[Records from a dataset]
□ □ □ □
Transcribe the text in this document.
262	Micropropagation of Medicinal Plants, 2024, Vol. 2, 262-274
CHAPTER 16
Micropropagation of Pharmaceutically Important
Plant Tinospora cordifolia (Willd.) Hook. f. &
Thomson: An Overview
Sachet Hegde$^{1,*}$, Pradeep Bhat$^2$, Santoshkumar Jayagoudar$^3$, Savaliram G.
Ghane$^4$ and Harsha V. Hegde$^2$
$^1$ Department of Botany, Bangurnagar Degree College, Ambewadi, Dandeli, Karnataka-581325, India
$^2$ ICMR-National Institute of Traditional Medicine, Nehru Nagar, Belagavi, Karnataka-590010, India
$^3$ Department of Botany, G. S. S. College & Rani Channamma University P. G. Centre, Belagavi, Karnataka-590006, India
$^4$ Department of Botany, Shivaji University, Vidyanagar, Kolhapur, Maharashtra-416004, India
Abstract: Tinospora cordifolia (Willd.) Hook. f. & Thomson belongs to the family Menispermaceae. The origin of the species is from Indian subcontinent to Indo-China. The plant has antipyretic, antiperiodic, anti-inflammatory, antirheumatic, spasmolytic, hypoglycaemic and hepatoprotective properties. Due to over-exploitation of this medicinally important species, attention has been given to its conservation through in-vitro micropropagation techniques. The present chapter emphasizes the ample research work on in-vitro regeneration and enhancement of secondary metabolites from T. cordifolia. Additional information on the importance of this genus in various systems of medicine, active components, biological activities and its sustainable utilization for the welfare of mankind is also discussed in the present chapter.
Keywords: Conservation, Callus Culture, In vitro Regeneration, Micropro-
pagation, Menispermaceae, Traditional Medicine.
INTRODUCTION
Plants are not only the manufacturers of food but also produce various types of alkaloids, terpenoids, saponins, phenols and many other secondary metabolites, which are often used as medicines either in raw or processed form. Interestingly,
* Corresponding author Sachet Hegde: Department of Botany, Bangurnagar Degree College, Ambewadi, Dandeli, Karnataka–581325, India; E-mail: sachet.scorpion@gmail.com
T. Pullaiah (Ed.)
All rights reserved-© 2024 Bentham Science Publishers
□ □ □ □
* _WHAT THIS TASK INVOLVES_
Give only the number of lines in the records that include the word "Traditional".

* _RESULT_
2